◆ What to produce: Search the records for the line with "Give me a plain-text". Output that line and each line after it, exactly, and stop at the end; omit pictures.

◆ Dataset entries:
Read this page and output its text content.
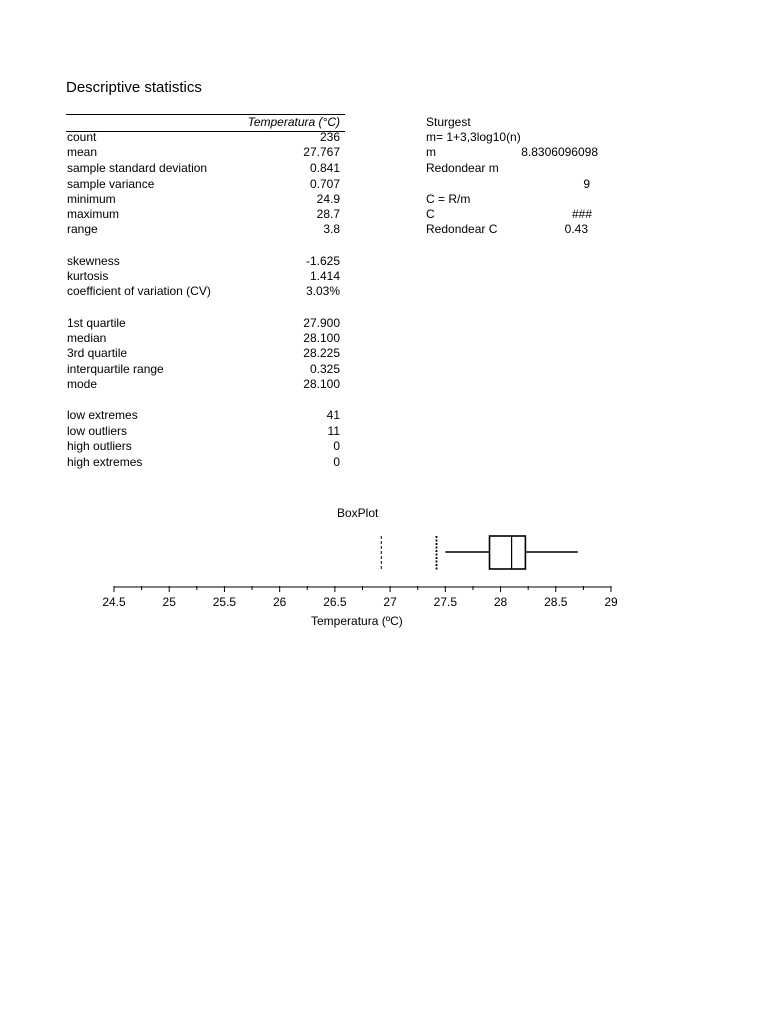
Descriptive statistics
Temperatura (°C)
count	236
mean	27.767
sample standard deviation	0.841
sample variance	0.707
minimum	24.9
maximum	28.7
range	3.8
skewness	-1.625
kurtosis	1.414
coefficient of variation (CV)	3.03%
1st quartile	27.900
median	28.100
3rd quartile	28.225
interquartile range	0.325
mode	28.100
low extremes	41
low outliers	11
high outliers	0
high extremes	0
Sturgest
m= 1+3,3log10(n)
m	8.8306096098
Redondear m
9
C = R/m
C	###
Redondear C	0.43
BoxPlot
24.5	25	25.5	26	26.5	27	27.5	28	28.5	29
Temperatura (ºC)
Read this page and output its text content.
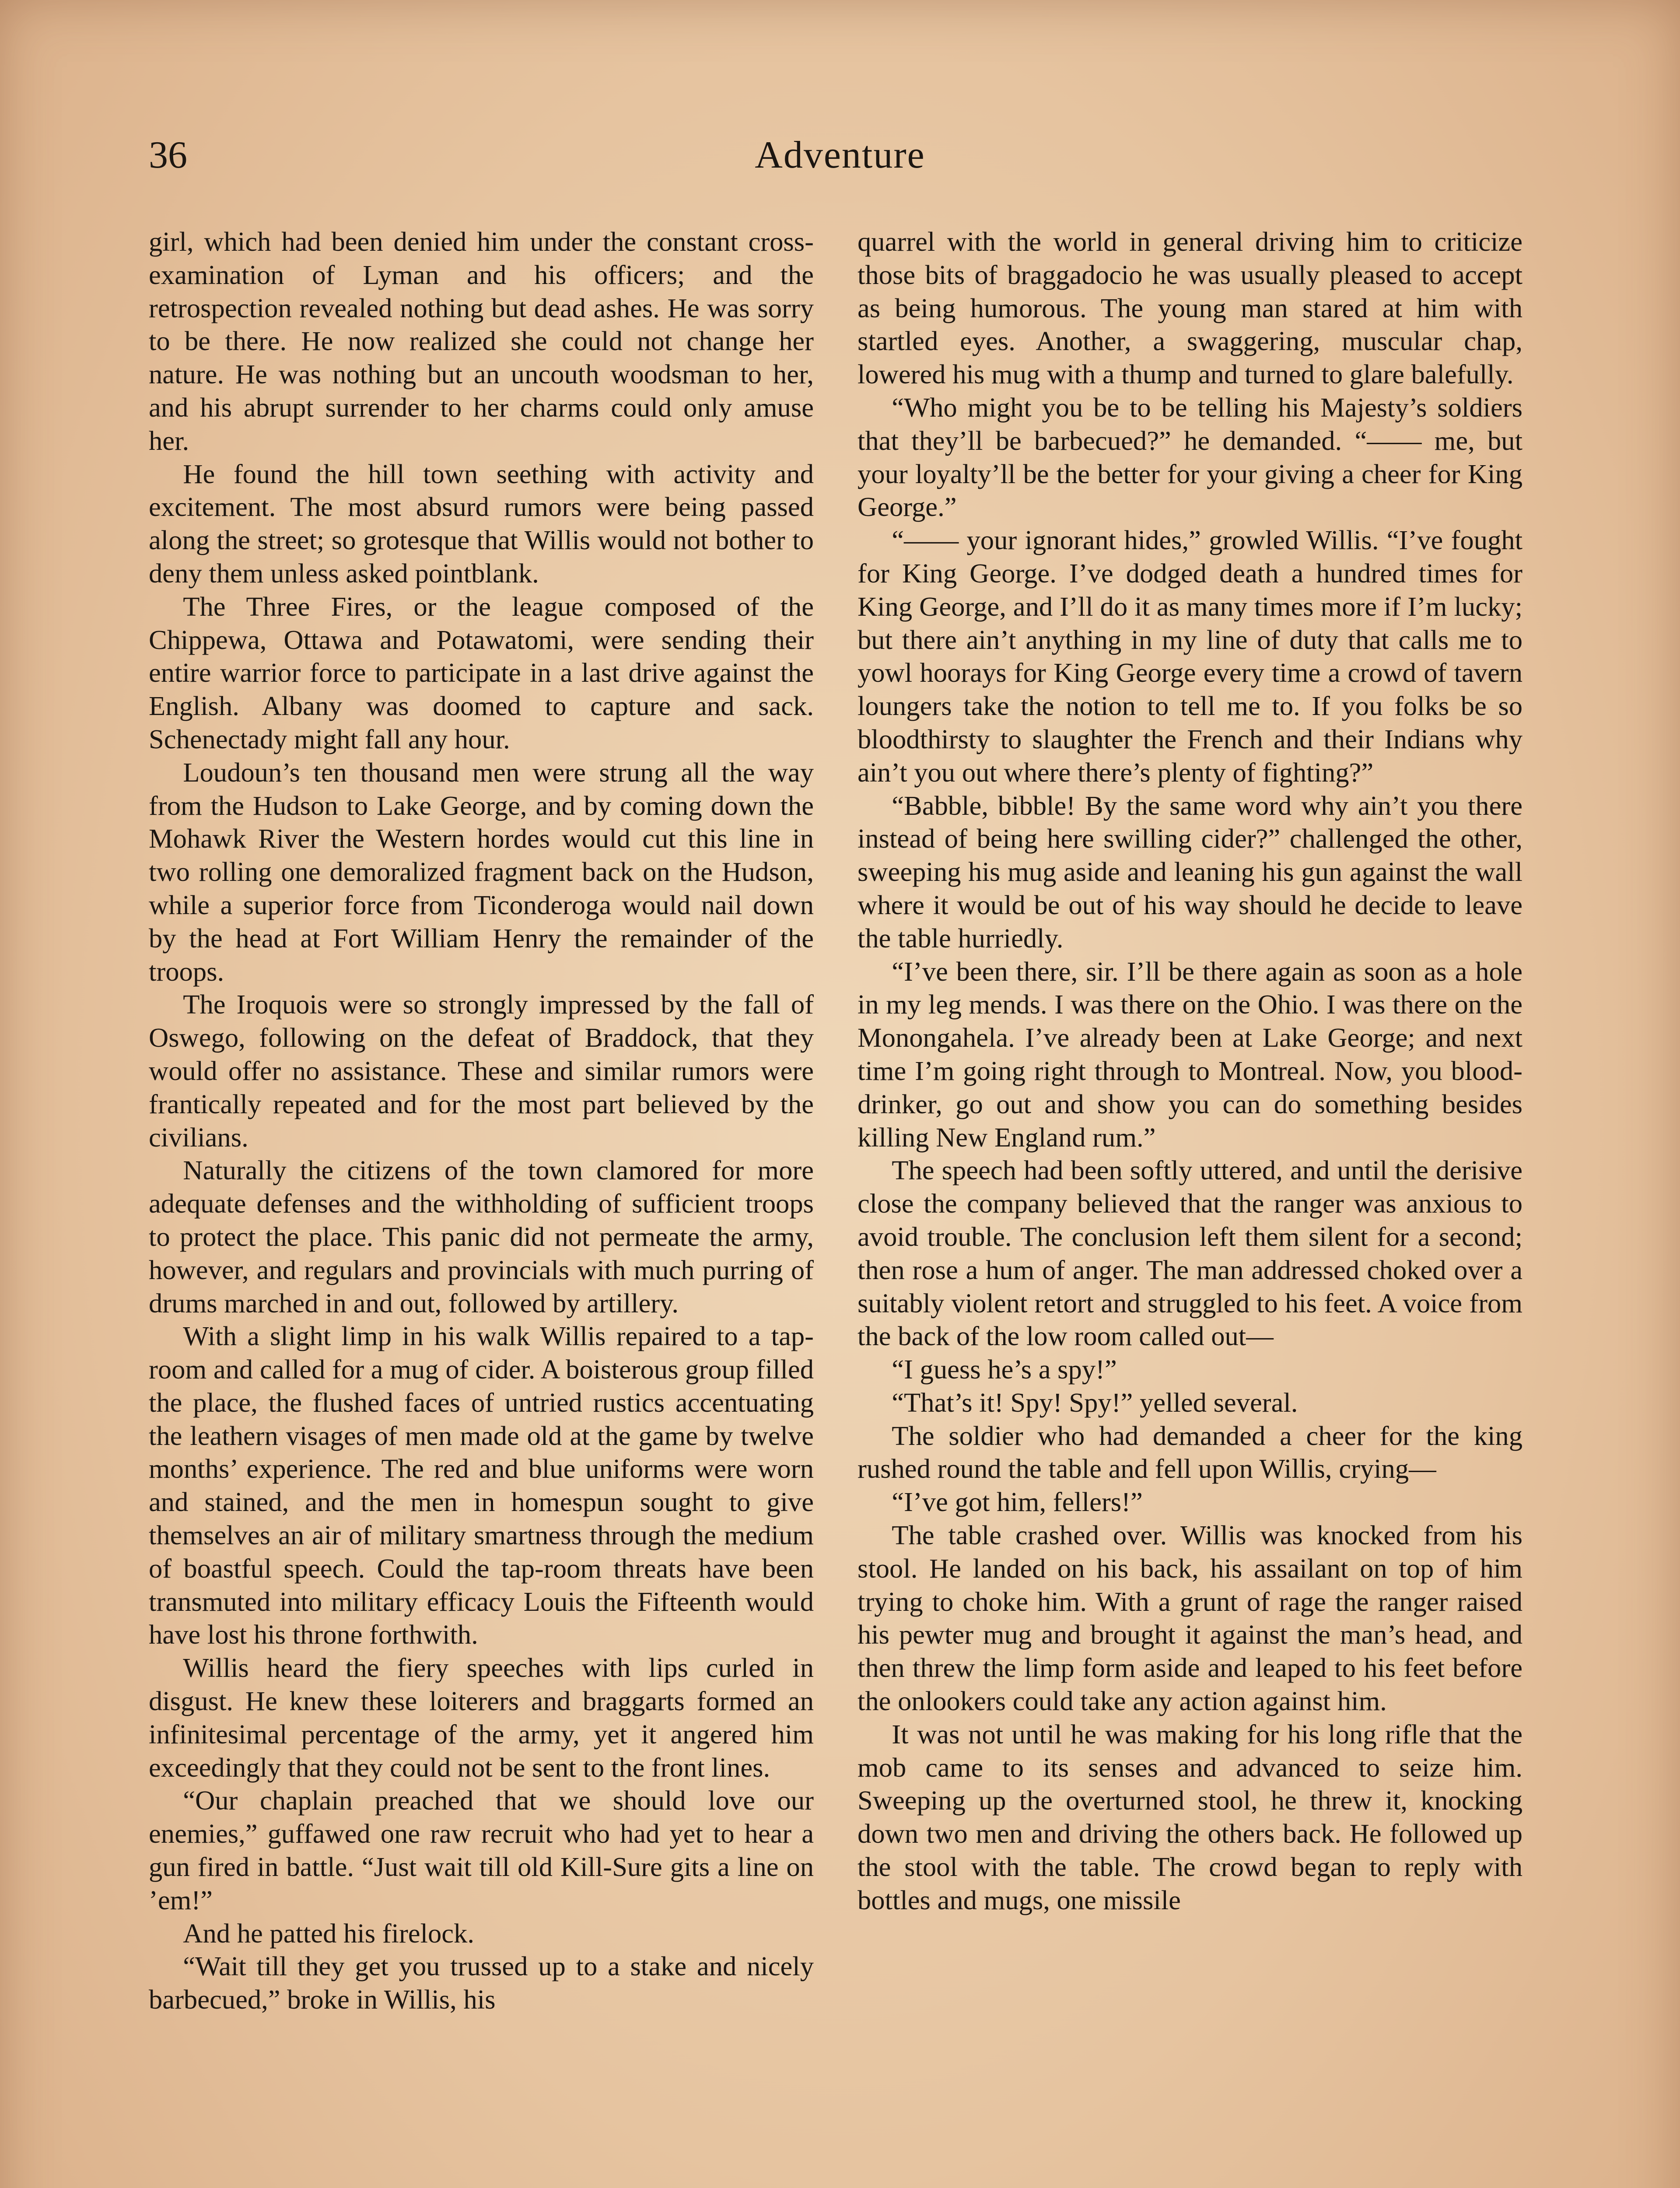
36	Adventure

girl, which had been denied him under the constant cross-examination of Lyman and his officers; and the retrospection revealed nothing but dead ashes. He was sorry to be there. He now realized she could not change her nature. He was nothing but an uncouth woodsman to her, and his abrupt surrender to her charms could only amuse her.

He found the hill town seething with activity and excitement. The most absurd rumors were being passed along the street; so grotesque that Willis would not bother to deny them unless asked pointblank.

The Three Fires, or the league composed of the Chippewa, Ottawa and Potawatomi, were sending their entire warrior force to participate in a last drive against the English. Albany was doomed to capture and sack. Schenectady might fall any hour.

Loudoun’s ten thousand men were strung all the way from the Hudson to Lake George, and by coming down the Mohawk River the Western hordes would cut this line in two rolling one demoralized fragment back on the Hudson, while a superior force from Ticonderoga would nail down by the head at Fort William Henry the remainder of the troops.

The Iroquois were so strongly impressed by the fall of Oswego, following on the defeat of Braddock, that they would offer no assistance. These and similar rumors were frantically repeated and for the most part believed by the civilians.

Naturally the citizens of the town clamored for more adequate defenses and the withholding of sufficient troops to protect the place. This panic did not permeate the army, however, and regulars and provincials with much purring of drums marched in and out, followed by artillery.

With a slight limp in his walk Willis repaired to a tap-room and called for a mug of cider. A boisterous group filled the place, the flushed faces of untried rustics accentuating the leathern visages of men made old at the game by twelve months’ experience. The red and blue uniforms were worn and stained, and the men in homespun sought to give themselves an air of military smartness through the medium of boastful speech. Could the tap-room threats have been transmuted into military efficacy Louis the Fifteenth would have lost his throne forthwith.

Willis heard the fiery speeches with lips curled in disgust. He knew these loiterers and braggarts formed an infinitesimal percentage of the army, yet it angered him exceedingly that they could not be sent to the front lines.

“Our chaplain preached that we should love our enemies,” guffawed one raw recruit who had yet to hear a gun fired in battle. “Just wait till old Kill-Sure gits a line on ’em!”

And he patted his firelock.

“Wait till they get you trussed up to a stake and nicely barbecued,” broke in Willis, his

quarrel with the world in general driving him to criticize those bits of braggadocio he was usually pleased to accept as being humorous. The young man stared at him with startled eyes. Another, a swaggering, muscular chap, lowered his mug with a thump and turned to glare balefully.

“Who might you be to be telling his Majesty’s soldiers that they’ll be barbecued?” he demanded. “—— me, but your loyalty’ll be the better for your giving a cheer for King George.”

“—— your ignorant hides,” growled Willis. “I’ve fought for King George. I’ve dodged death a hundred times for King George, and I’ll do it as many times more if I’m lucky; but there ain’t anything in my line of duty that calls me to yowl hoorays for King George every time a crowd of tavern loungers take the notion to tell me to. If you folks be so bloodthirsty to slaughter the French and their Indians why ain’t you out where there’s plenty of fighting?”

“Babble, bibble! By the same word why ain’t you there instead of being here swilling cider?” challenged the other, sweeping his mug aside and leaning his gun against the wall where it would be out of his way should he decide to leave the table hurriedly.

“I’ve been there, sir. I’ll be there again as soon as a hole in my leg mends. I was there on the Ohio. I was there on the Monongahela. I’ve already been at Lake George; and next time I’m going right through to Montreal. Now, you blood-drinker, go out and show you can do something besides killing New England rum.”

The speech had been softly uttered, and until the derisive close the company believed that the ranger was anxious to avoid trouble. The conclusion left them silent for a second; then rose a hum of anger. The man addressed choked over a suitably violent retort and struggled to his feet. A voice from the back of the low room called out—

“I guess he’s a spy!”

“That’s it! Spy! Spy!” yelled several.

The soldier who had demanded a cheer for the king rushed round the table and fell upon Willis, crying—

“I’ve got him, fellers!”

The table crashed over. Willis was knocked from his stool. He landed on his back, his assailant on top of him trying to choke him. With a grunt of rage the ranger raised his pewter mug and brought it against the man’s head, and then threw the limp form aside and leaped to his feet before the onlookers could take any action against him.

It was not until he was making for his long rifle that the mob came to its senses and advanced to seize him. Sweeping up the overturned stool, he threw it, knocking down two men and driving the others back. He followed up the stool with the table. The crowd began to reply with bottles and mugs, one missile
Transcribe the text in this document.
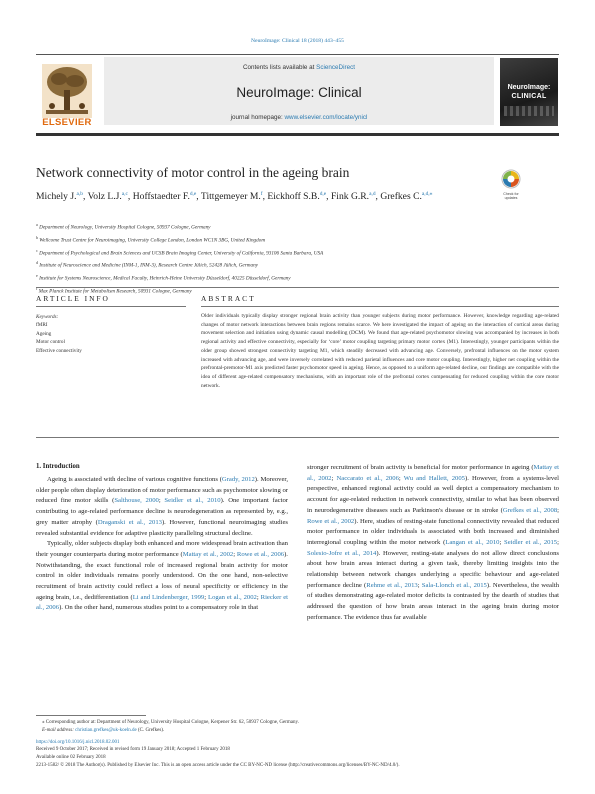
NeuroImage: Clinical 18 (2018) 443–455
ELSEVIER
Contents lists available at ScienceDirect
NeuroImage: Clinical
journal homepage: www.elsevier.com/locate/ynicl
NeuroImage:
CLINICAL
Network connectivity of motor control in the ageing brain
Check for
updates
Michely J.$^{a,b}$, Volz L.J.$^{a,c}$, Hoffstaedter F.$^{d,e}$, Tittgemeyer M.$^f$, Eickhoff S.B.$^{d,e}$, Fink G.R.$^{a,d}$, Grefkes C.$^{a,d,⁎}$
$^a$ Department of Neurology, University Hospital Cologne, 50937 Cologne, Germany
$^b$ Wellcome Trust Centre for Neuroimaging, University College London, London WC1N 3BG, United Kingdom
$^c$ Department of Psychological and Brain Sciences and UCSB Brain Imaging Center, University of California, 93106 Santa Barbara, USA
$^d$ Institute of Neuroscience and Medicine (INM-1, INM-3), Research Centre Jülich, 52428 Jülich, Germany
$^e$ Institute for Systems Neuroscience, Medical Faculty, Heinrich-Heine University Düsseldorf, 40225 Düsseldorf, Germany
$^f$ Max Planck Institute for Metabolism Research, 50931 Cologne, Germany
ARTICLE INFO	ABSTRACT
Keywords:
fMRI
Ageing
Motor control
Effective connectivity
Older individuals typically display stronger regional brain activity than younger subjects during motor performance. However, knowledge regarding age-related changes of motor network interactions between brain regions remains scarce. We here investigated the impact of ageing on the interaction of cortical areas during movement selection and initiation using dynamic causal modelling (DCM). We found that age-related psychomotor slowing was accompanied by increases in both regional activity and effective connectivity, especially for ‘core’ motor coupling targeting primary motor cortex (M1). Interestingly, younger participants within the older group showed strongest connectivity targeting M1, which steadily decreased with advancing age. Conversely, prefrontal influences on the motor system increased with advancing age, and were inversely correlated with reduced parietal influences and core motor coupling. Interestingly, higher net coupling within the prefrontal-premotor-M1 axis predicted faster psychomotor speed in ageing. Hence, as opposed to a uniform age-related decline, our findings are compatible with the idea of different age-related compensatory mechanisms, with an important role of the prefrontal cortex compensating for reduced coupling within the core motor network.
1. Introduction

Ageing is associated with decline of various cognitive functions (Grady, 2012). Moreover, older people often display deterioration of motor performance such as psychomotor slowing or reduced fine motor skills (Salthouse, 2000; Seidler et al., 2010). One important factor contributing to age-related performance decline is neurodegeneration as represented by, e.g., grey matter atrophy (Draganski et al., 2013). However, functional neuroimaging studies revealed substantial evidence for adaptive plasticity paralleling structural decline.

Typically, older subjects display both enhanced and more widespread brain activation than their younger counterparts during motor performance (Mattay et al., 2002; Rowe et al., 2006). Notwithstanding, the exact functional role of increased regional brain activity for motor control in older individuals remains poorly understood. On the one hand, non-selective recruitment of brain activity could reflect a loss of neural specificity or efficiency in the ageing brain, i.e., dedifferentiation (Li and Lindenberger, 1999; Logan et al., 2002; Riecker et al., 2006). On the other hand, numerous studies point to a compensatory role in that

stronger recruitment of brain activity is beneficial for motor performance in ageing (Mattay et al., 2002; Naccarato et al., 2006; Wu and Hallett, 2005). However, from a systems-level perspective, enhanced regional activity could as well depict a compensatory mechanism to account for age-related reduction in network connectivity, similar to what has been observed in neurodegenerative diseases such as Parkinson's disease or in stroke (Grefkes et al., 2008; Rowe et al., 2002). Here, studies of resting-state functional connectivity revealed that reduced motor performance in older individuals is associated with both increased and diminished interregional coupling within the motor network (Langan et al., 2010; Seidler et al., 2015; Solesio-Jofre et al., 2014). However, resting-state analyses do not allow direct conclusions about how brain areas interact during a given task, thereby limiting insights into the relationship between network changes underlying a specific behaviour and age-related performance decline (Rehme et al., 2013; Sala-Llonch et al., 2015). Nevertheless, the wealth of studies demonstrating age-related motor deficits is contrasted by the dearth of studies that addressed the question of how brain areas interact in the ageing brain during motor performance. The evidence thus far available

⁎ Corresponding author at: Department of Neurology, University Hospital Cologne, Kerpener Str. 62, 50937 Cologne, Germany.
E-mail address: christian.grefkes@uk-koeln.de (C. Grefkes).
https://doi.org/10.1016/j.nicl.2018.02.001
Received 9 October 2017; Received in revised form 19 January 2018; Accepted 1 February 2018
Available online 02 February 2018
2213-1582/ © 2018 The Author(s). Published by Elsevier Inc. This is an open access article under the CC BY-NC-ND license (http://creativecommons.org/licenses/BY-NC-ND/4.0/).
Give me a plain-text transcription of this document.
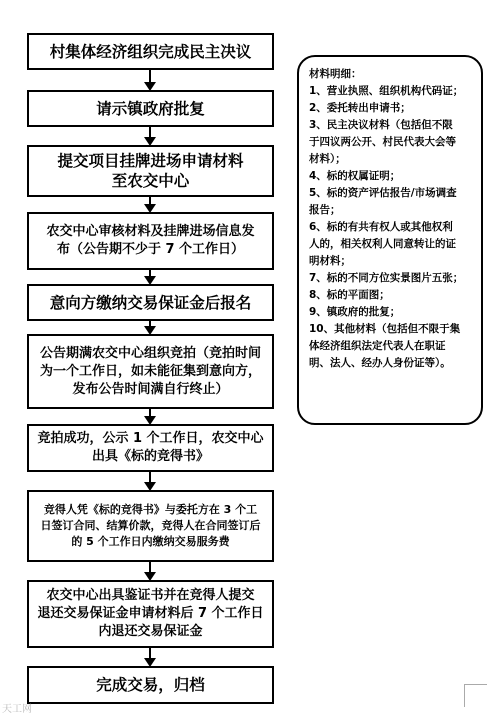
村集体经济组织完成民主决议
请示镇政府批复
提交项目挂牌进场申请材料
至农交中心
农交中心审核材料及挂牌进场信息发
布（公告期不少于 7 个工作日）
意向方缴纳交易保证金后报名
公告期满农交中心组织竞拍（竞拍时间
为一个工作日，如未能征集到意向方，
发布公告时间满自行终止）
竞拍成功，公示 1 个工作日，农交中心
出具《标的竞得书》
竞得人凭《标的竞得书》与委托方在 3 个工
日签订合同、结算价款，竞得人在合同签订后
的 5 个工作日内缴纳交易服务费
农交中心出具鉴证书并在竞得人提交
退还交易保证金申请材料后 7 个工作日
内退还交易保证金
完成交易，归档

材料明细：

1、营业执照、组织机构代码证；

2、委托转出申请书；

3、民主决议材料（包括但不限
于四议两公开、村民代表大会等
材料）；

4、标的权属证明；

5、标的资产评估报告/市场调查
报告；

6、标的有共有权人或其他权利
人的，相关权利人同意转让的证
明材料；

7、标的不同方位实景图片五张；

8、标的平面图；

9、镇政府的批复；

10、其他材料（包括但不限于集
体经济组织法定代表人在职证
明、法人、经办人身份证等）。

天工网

◆ Written solution:
Give me a plain-text transcription of this document.
村集体经济组织完成民主决议
请示镇政府批复
提交项目挂牌进场申请材料
至农交中心
农交中心审核材料及挂牌进场信息发
布（公告期不少于 7 个工作日）
意向方缴纳交易保证金后报名
公告期满农交中心组织竞拍（竞拍时间
为一个工作日，如未能征集到意向方，
发布公告时间满自行终止）
竞拍成功，公示 1 个工作日，农交中心
出具《标的竞得书》
竞得人凭《标的竞得书》与委托方在 3 个工
日签订合同、结算价款，竞得人在合同签订后
的 5 个工作日内缴纳交易服务费
农交中心出具鉴证书并在竞得人提交
退还交易保证金申请材料后 7 个工作日
内退还交易保证金
完成交易，归档

材料明细：

1、营业执照、组织机构代码证；

2、委托转出申请书；

3、民主决议材料（包括但不限
于四议两公开、村民代表大会等
材料）；

4、标的权属证明；

5、标的资产评估报告/市场调查
报告；

6、标的有共有权人或其他权利
人的，相关权利人同意转让的证
明材料；

7、标的不同方位实景图片五张；

8、标的平面图；

9、镇政府的批复；

10、其他材料（包括但不限于集
体经济组织法定代表人在职证
明、法人、经办人身份证等）。

天工网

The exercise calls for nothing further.